__Exercise objective__.
Scan the lines below for the string "基本准则" and copy every one that has it.

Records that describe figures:
********

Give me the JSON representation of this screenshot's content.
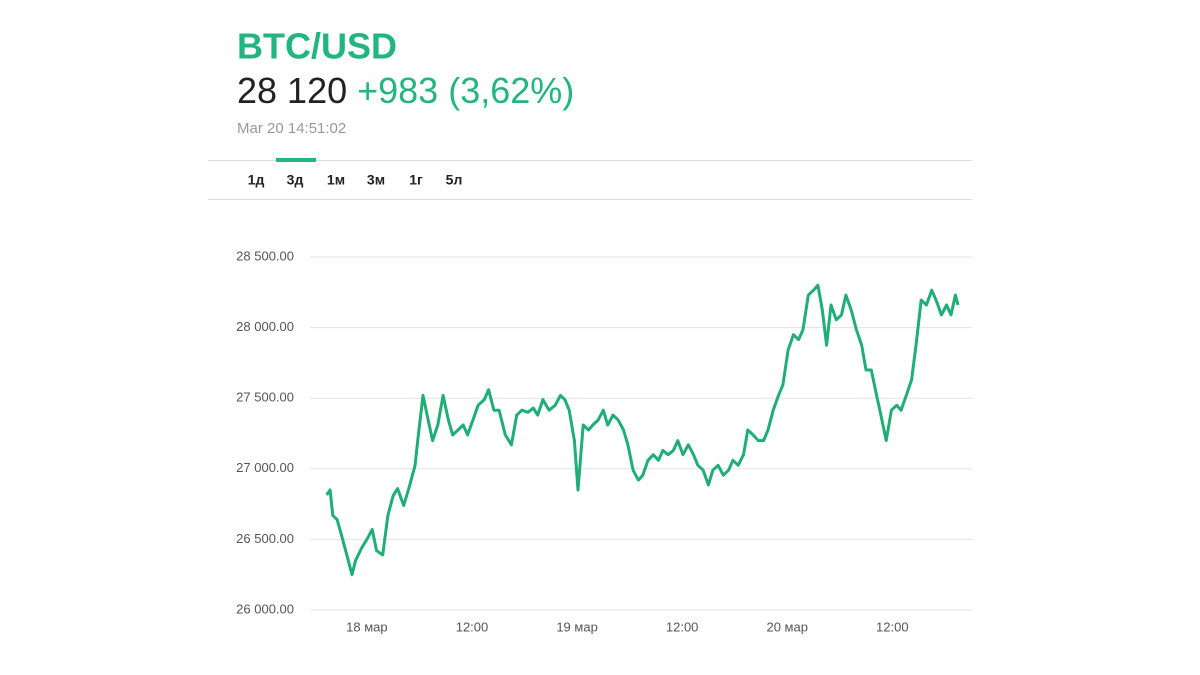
{
  "header": {
    "title": "BTC/USD",
    "price": "28 120",
    "change": "+983 (3,62%)",
    "timestamp": "Mar 20 14:51:02"
  },
  "tabs": {
    "items": [
      "1д",
      "3д",
      "1м",
      "3м",
      "1г",
      "5л"
    ],
    "active": 1
  },
  "chart_data": {
    "type": "line",
    "color": "#1fae76",
    "grid": true,
    "xlim": [
      -6.5,
      69.1
    ],
    "ylim": [
      26000,
      28500
    ],
    "xticks": [
      {
        "value": 0,
        "label": "18 мар"
      },
      {
        "value": 12,
        "label": "12:00"
      },
      {
        "value": 24,
        "label": "19 мар"
      },
      {
        "value": 36,
        "label": "12:00"
      },
      {
        "value": 48,
        "label": "20 мар"
      },
      {
        "value": 60,
        "label": "12:00"
      }
    ],
    "yticks": [
      {
        "value": 26000,
        "label": "26 000.00"
      },
      {
        "value": 26500,
        "label": "26 500.00"
      },
      {
        "value": 27000,
        "label": "27 000.00"
      },
      {
        "value": 27500,
        "label": "27 500.00"
      },
      {
        "value": 28000,
        "label": "28 000.00"
      },
      {
        "value": 28500,
        "label": "28 500.00"
      }
    ],
    "x": [
      -4.6,
      -4.2,
      -3.9,
      -3.4,
      -2.9,
      -2.3,
      -1.7,
      -1.3,
      -0.6,
      0,
      0.6,
      1.1,
      1.8,
      2.4,
      3.0,
      3.5,
      4.2,
      4.9,
      5.5,
      5.8,
      6.4,
      7.0,
      7.5,
      8.1,
      8.7,
      9.3,
      9.8,
      10.4,
      11.0,
      11.5,
      12.1,
      12.7,
      13.4,
      13.9,
      14.5,
      15.1,
      15.8,
      16.5,
      17.1,
      17.7,
      18.4,
      19.0,
      19.5,
      20.1,
      20.8,
      21.5,
      22.1,
      22.6,
      23.1,
      23.7,
      24.1,
      24.7,
      25.3,
      25.8,
      26.4,
      27.0,
      27.5,
      28.1,
      28.7,
      29.3,
      29.8,
      30.4,
      31.0,
      31.5,
      32.1,
      32.7,
      33.3,
      33.8,
      34.4,
      35.0,
      35.5,
      36.1,
      36.7,
      37.3,
      37.8,
      38.4,
      39.0,
      39.5,
      40.1,
      40.7,
      41.3,
      41.8,
      42.4,
      43.0,
      43.5,
      44.1,
      44.7,
      45.3,
      45.8,
      46.4,
      47.0,
      47.5,
      48.1,
      48.7,
      49.3,
      49.8,
      50.4,
      51.0,
      51.5,
      52.0,
      52.5,
      53.0,
      53.6,
      54.2,
      54.7,
      55.3,
      55.9,
      56.5,
      57.0,
      57.6,
      58.2,
      58.7,
      59.3,
      59.9,
      60.5,
      61.0,
      61.6,
      62.2,
      62.7,
      63.3,
      63.9,
      64.5,
      65.0,
      65.6,
      66.2,
      66.7,
      67.2,
      67.5
    ],
    "values": [
      26815,
      26850,
      26670,
      26640,
      26530,
      26390,
      26250,
      26350,
      26440,
      26500,
      26570,
      26420,
      26390,
      26670,
      26810,
      26860,
      26740,
      26885,
      27025,
      27200,
      27520,
      27345,
      27200,
      27310,
      27520,
      27345,
      27240,
      27275,
      27310,
      27240,
      27345,
      27450,
      27490,
      27560,
      27415,
      27415,
      27240,
      27170,
      27380,
      27415,
      27400,
      27430,
      27380,
      27490,
      27415,
      27450,
      27520,
      27490,
      27415,
      27200,
      26850,
      27310,
      27275,
      27310,
      27345,
      27415,
      27310,
      27380,
      27345,
      27275,
      27170,
      26990,
      26920,
      26955,
      27060,
      27100,
      27060,
      27130,
      27100,
      27130,
      27200,
      27100,
      27170,
      27100,
      27025,
      26990,
      26885,
      26990,
      27025,
      26955,
      26990,
      27060,
      27025,
      27100,
      27275,
      27240,
      27200,
      27200,
      27275,
      27415,
      27520,
      27595,
      27840,
      27950,
      27915,
      27985,
      28230,
      28265,
      28300,
      28125,
      27875,
      28160,
      28055,
      28090,
      28230,
      28125,
      27985,
      27875,
      27700,
      27700,
      27520,
      27380,
      27200,
      27415,
      27450,
      27415,
      27520,
      27630,
      27875,
      28195,
      28160,
      28265,
      28195,
      28090,
      28160,
      28090,
      28230,
      28160
    ]
  }
}
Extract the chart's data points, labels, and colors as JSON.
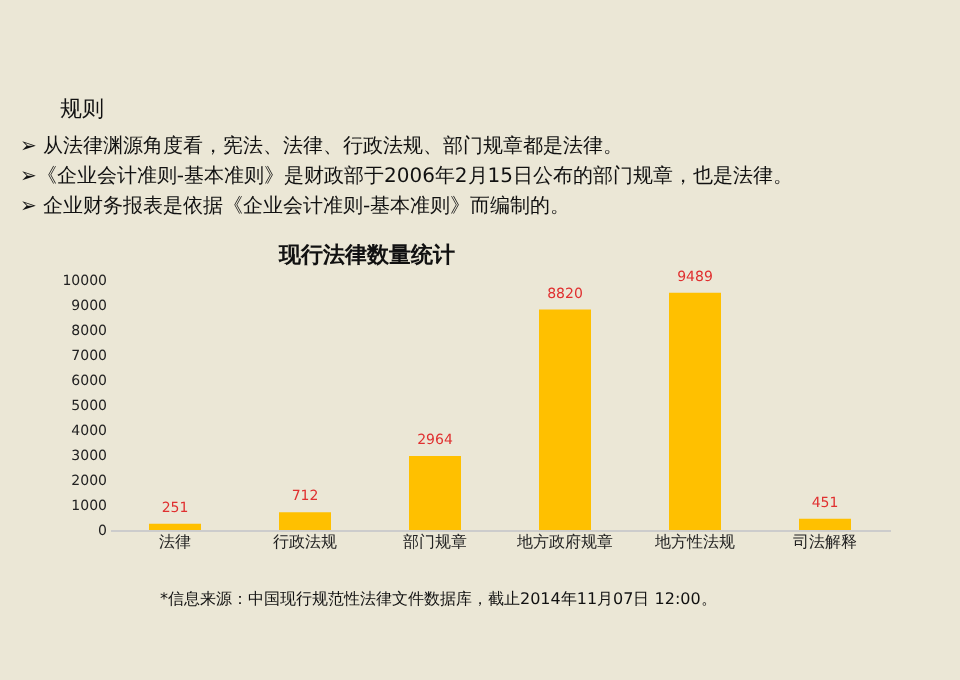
{
  "chart_data": {
    "type": "bar",
    "title": "现行法律数量统计",
    "annotations": [
      "规则",
      "➢ 从法律渊源角度看，宪法、法律、行政法规、部门规章都是法律。",
      "➢《企业会计准则-基本准则》是财政部于2006年2月15日公布的部门规章，也是法律。",
      "➢ 企业财务报表是依据《企业会计准则-基本准则》而编制的。",
      "*信息来源：中国现行规范性法律文件数据库，截止2014年11月07日 12:00。"
    ],
    "categories": [
      "法律",
      "行政法规",
      "部门规章",
      "地方政府规章",
      "地方性法规",
      "司法解释"
    ],
    "values": [
      251,
      712,
      2964,
      8820,
      9489,
      451
    ],
    "color": "#ffc000",
    "ylim": [
      0,
      10000
    ],
    "yticks": [
      0,
      1000,
      2000,
      3000,
      4000,
      5000,
      6000,
      7000,
      8000,
      9000,
      10000
    ],
    "data_labels": true,
    "grid": false
  }
}
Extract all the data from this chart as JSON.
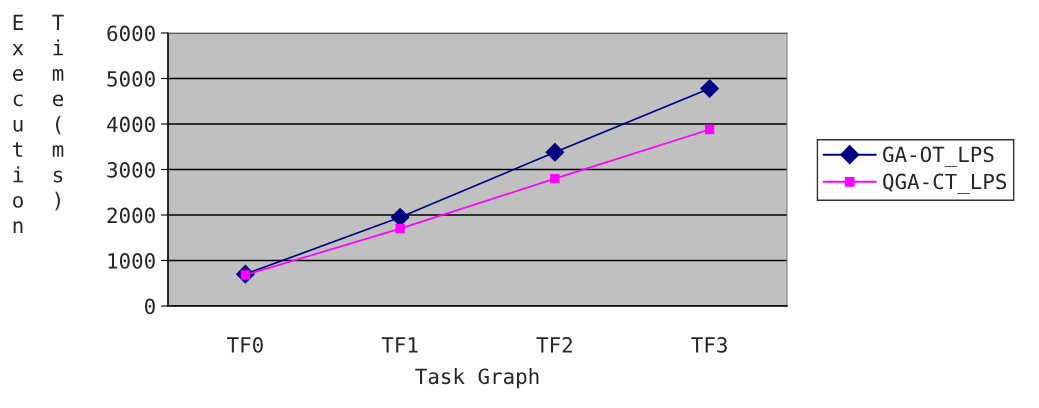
{
  "chart_data": {
    "type": "line",
    "xlabel": "Task Graph",
    "ylabel": "Execution Time(ms)",
    "categories": [
      "TF0",
      "TF1",
      "TF2",
      "TF3"
    ],
    "series": [
      {
        "name": "GA-OT_LPS",
        "color": "#000080",
        "marker": "diamond",
        "values": [
          700,
          1950,
          3380,
          4780
        ]
      },
      {
        "name": "QGA-CT_LPS",
        "color": "#ff00ff",
        "marker": "square",
        "values": [
          680,
          1700,
          2800,
          3880
        ]
      }
    ],
    "ylim": [
      0,
      6000
    ],
    "yticks": [
      0,
      1000,
      2000,
      3000,
      4000,
      5000,
      6000
    ],
    "grid": "y",
    "legend": "right"
  }
}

********

__Task answer__.
      "➢《企业会计准则-基本准则》是财政部于2006年2月15日公布的部门规章，也是法律。",
      "➢ 企业财务报表是依据《企业会计准则-基本准则》而编制的。",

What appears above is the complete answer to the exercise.